• _Raw data_:
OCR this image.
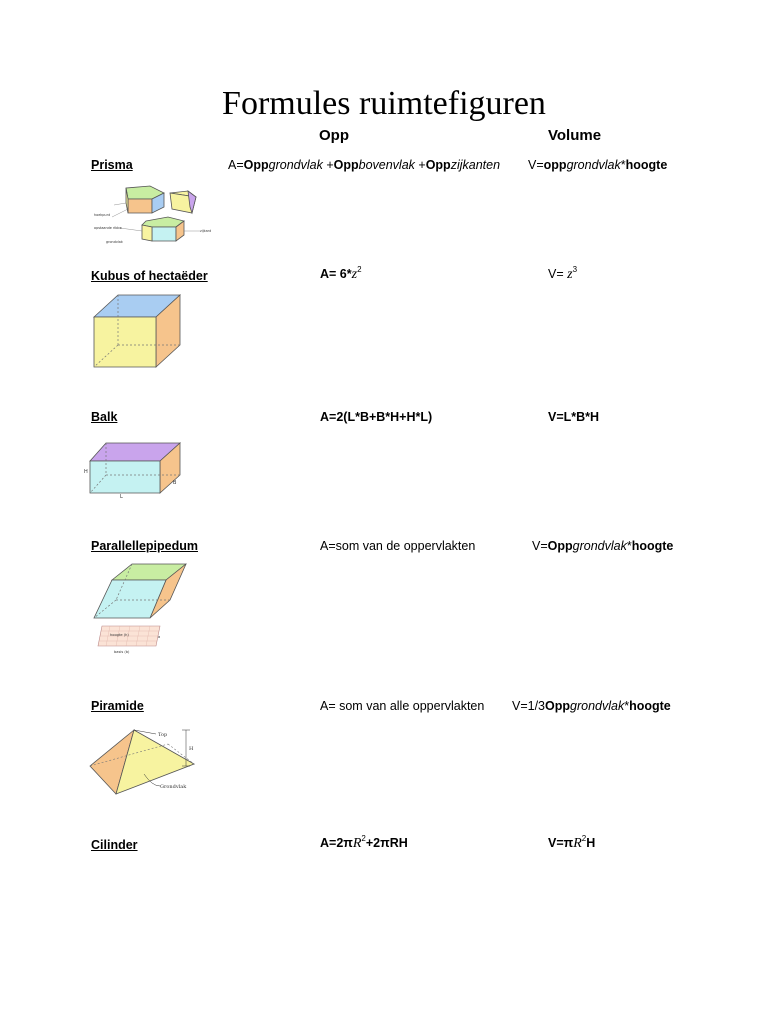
Formules ruimtefiguren
Opp	Volume
Prisma	A=Oppgrondvlak +Oppbovenvlak +Oppzijkanten V=oppgrondvlak*hoogte
hoekpunt
opstaande ribbe
grondvlak
zijkant
Kubus of hectaëder	$A= 6*z^2$	$V= z^3$
Balk	A=2(L*B+B*H+H*L)	V=L*B*H
H
L
B
Parallellepipedum	A=som van de oppervlakten	V=Oppgrondvlak*hoogte
hoogte (h)
basis (b)
a
Piramide	A= som van alle oppervlakten V=1/3Oppgrondvlak*hoogte
Top
H
Grondvlak
Cilinder	$A=2\pi R^2+2\pi RH$	$V=\pi R^2H$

• _Short task_:
Pictures in the records should not appear in your copy, but everything else must be transcribed exactly.

• _Response_:
OCR this image.
Formules ruimtefiguren
Opp	Volume
Prisma	A=Oppgrondvlak +Oppbovenvlak +Oppzijkanten V=oppgrondvlak*hoogte
hoekpunt
opstaande ribbe
grondvlak
zijkant
Kubus of hectaëder	$A= 6*z^2$	$V= z^3$
Balk	A=2(L*B+B*H+H*L)	V=L*B*H
H
L
B
Parallellepipedum	A=som van de oppervlakten	V=Oppgrondvlak*hoogte
hoogte (h)
basis (b)
a
Piramide	A= som van alle oppervlakten V=1/3Oppgrondvlak*hoogte
Top
H
Grondvlak
Cilinder	$A=2\pi R^2+2\pi RH$	$V=\pi R^2H$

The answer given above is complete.